TASK DETAILS:
Check each line of the listing for the word "Размер" and report how many lines contain it, giving nothing but the number.

DATASET RECORDS:
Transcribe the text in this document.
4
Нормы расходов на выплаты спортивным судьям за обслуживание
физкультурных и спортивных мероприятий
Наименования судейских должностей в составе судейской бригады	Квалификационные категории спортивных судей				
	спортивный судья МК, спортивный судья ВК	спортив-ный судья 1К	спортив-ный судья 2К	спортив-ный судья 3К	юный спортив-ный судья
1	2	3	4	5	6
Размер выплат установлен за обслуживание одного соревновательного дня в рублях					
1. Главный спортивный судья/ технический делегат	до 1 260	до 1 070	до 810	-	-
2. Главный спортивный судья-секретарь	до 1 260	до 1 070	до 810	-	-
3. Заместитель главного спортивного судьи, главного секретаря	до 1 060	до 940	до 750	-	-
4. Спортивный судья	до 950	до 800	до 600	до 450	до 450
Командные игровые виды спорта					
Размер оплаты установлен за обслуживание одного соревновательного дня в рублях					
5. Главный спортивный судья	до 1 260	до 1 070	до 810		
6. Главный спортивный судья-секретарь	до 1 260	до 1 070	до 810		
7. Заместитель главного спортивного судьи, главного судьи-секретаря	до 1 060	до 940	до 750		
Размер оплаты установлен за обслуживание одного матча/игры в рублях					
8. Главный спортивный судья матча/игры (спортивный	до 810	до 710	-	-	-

RESULT OF THE TASK:
3